Exercise: Identify every line in the records below that contains the word "Disk", and copy each of those lines.

********

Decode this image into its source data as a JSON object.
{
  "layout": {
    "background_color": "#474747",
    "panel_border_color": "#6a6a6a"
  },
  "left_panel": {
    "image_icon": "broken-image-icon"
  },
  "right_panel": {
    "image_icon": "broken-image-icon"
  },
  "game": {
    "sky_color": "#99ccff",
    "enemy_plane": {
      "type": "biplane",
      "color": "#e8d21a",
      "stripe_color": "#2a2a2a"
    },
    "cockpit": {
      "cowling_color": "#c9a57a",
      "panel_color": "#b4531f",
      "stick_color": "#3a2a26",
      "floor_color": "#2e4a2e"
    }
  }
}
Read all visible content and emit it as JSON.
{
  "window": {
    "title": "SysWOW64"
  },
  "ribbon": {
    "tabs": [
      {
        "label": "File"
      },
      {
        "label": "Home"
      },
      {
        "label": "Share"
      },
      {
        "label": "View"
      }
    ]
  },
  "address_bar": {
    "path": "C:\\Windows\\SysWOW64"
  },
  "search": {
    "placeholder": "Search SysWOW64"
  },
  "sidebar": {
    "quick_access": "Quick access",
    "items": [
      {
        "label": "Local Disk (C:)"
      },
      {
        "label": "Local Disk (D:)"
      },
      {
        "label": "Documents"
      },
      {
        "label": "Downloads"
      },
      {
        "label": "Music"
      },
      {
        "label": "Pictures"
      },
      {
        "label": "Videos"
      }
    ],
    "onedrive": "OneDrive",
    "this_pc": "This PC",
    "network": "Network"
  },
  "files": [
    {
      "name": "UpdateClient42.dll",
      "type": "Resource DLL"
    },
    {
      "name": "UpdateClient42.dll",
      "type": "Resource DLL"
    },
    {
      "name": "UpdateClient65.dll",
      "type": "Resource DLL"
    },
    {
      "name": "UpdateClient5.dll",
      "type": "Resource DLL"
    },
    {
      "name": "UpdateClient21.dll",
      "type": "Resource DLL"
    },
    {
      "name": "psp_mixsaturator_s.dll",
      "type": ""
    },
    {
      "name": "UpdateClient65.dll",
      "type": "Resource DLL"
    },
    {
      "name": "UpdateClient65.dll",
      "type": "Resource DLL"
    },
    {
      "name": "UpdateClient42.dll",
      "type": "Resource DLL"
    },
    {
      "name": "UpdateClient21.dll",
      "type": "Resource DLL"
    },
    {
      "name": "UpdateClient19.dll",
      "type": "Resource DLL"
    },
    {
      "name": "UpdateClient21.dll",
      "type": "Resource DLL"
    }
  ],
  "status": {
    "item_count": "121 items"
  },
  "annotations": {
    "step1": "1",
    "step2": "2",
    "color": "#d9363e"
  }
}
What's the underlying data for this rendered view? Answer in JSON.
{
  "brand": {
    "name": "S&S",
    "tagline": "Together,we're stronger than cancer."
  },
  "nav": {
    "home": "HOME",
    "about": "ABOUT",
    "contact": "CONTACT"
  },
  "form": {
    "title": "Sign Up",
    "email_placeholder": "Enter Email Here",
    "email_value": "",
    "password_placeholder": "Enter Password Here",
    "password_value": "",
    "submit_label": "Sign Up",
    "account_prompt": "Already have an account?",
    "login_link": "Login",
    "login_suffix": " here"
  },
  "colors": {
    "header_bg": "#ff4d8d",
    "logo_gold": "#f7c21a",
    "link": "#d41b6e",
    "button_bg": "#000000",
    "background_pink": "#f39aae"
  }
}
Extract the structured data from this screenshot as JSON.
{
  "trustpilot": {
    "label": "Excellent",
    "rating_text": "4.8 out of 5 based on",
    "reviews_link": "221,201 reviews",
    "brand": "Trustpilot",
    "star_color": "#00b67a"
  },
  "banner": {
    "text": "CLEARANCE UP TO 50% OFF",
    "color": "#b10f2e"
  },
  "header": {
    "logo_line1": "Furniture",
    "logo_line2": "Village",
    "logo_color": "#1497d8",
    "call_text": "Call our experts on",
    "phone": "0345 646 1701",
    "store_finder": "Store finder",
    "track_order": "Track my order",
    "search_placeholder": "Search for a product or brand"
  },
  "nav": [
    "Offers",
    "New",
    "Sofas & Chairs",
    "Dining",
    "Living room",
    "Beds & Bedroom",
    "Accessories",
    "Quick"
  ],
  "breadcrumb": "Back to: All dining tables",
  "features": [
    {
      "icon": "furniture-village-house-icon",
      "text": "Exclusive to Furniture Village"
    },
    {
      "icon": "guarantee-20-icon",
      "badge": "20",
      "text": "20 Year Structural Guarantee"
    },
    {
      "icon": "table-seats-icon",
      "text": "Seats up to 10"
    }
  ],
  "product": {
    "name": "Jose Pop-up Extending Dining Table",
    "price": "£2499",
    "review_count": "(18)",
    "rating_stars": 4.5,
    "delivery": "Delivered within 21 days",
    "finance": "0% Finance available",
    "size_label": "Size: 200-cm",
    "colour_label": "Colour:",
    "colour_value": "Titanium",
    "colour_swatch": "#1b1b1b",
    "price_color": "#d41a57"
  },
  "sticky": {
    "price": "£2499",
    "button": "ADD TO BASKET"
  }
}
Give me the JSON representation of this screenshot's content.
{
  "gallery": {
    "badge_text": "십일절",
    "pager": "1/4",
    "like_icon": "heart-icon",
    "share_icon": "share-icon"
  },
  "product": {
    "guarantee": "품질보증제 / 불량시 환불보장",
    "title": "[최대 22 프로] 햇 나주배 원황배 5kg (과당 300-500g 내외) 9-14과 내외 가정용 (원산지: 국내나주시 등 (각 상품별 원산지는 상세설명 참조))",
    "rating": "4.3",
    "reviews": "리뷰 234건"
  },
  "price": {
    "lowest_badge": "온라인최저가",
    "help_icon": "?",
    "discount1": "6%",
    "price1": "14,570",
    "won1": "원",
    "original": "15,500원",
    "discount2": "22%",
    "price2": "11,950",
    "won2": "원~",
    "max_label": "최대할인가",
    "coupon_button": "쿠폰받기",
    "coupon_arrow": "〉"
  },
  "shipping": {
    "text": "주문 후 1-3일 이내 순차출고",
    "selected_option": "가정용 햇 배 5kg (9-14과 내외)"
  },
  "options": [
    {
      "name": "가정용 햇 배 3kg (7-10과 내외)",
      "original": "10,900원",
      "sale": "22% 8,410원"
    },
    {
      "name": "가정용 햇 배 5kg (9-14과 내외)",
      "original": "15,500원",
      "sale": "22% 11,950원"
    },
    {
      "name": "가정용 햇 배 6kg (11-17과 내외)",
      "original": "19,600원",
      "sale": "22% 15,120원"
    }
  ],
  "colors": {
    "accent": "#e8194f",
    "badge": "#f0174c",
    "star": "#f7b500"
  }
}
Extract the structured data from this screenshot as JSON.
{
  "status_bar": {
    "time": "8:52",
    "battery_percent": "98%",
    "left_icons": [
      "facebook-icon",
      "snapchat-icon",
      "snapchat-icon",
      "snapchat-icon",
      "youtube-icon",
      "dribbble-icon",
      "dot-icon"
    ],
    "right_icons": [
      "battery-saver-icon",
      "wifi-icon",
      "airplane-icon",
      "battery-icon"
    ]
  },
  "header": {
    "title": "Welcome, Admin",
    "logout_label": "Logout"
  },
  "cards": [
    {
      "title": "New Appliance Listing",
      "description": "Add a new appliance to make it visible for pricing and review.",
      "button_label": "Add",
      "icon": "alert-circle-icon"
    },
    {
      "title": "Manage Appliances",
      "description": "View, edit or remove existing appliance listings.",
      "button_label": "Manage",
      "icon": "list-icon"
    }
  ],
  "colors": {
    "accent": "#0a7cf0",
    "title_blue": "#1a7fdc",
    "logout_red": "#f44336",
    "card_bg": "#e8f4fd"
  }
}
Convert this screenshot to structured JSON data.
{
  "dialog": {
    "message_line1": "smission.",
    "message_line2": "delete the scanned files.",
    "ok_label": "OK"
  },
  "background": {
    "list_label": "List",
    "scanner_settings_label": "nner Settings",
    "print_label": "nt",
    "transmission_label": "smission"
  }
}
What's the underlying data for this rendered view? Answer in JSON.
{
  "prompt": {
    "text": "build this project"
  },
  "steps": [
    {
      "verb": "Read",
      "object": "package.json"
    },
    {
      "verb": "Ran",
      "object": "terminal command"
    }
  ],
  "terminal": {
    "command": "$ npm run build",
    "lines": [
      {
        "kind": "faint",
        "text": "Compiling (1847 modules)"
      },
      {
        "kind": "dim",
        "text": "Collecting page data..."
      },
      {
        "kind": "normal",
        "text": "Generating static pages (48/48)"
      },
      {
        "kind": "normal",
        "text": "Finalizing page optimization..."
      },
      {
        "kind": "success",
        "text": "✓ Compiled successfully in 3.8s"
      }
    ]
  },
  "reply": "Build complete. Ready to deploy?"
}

********

Answer for the task:
        "label": "Local Disk (C:)"
        "label": "Local Disk (D:)"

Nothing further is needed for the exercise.